• [Source material]:
+ + + + + + +
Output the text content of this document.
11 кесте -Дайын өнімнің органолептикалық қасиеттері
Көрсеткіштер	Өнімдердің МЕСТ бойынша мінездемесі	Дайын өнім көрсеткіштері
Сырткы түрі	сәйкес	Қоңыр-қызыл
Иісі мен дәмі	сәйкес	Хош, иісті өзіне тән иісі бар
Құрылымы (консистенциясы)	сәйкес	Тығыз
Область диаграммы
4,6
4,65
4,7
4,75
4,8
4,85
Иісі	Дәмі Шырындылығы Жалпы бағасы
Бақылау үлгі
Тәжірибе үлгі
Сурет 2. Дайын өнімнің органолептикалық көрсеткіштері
+ + + + + + +
• [Task brief]: Pick out all the lines with the word "өнімнің" in them and copy them.

• [In response]:
11 кесте -Дайын өнімнің органолептикалық қасиеттері
Сурет 2. Дайын өнімнің органолептикалық көрсеткіштері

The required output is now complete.